SHORT EXERCISE → Reproduce each of the records below line for line, omitting the pictures.

===============

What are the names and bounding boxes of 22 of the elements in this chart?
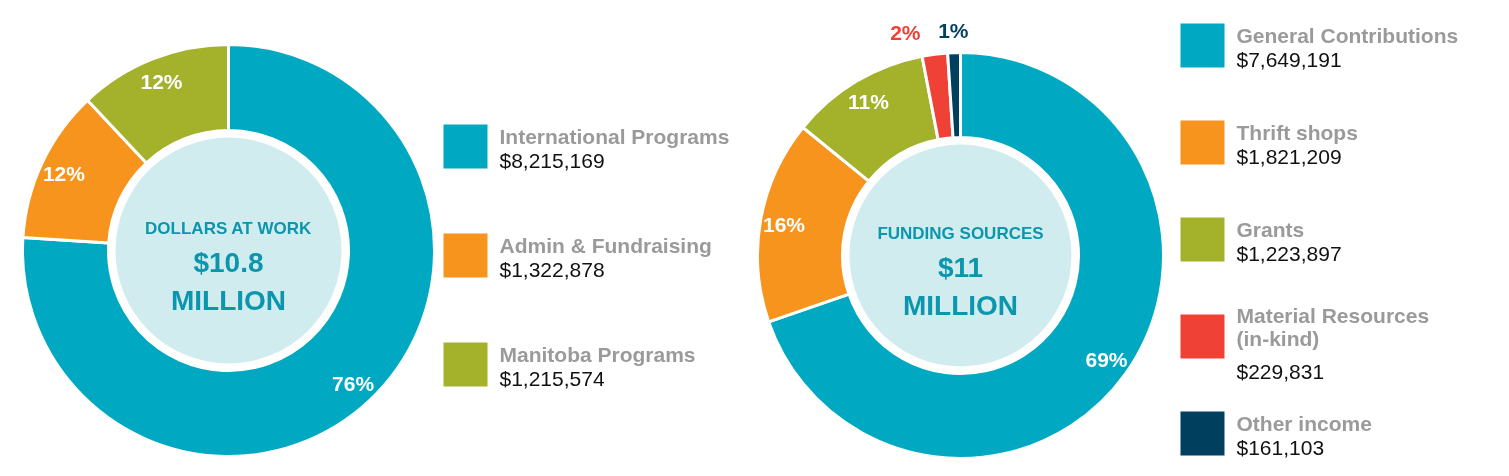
text: MILLION [902,290,1019,321]
data-label: 2% [890,20,921,44]
data-label: 12% [140,69,183,93]
legend-label: General Contributions $7,649,191 [1236,24,1459,71]
data-label: 12% [42,161,86,185]
data-label: 76% [332,371,375,395]
text: $10.8 [193,247,264,278]
legend-label: Thrift shops $1,821,209 [1236,121,1358,168]
text: MILLION [170,285,287,316]
data-label: 16% [763,212,806,236]
data-label: 1% [938,19,969,43]
legend-label: Manitoba Programs $1,215,574 [499,343,696,390]
text: DOLLARS AT WORK [145,219,313,238]
legend-label: Grants $1,223,897 [1236,218,1342,265]
text: $11 [937,252,984,283]
legend-label: Other income $161,103 [1236,412,1372,459]
data-label: 69% [1085,347,1128,371]
text: FUNDING SOURCES [877,224,1044,243]
legend-label: Admin & Fundraising $1,322,878 [499,234,712,281]
legend-label: International Programs $8,215,169 [499,125,730,172]
legend-label: Material Resources (in-kind) $229,831 [1236,303,1430,383]
data-label: 11% [848,90,890,114]
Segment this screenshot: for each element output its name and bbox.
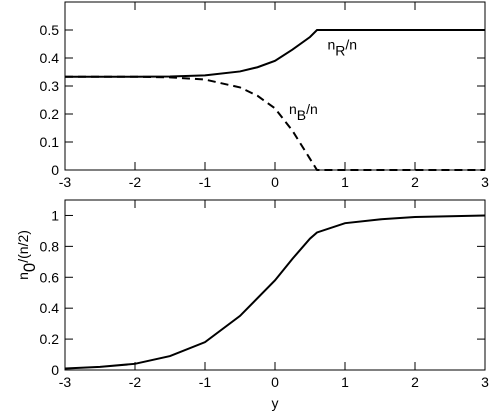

===============

RESPONSE TO THIS TASK →
What are the names and bounding boxes of 22 of the elements in this chart?
text: MILLION [902,290,1019,321]
data-label: 2% [890,20,921,44]
data-label: 12% [140,69,183,93]
legend-label: General Contributions $7,649,191 [1236,24,1459,71]
data-label: 12% [42,161,86,185]
data-label: 76% [332,371,375,395]
text: $10.8 [193,247,264,278]
legend-label: Thrift shops $1,821,209 [1236,121,1358,168]
text: MILLION [170,285,287,316]
data-label: 16% [763,212,806,236]
data-label: 1% [938,19,969,43]
legend-label: Manitoba Programs $1,215,574 [499,343,696,390]
text: DOLLARS AT WORK [145,219,313,238]
legend-label: Grants $1,223,897 [1236,218,1342,265]
text: $11 [937,252,984,283]
legend-label: Other income $161,103 [1236,412,1372,459]
data-label: 69% [1085,347,1128,371]
text: FUNDING SOURCES [877,224,1044,243]
legend-label: Admin & Fundraising $1,322,878 [499,234,712,281]
legend-label: International Programs $8,215,169 [499,125,730,172]
legend-label: Material Resources (in-kind) $229,831 [1236,303,1430,383]
data-label: 11% [848,90,890,114]
Segment this screenshot: for each element output its name and bbox.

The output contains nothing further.